» **Your goal**
What lines below include the string "Global"? Pick them out and copy them.

» **Available records**
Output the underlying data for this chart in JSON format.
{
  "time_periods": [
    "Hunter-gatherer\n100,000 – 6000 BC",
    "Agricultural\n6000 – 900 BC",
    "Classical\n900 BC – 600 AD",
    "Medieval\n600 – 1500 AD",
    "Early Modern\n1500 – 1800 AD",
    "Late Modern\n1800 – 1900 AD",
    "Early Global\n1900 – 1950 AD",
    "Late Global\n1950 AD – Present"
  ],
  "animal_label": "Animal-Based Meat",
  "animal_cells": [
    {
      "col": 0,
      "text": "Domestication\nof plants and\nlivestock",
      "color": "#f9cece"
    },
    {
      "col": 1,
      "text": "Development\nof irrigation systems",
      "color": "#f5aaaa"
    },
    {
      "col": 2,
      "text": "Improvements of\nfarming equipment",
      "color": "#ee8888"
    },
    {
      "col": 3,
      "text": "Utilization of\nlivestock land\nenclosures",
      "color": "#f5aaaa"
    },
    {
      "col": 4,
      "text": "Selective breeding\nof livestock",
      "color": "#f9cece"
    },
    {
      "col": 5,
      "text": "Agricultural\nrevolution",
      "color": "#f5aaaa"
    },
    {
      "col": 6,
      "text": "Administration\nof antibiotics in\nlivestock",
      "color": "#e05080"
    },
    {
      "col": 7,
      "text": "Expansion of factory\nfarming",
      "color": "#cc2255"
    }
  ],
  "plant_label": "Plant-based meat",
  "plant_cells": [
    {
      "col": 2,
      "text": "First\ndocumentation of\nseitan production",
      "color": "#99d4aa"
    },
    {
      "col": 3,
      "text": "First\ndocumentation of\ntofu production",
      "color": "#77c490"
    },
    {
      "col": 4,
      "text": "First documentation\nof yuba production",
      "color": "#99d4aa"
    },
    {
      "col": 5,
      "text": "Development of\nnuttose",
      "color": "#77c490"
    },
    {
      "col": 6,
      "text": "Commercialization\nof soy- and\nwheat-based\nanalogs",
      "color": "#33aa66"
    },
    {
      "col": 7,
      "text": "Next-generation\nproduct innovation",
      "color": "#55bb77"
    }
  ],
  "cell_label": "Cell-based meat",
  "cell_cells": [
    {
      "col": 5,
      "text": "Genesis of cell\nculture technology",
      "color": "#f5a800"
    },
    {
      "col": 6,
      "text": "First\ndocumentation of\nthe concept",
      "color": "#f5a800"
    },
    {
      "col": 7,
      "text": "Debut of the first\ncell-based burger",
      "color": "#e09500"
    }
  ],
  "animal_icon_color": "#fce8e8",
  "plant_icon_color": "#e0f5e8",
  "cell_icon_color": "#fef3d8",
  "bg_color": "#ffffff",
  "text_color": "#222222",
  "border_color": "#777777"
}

» **Output**
    "Early Global\n1900 – 1950 AD",
    "Late Global\n1950 AD – Present"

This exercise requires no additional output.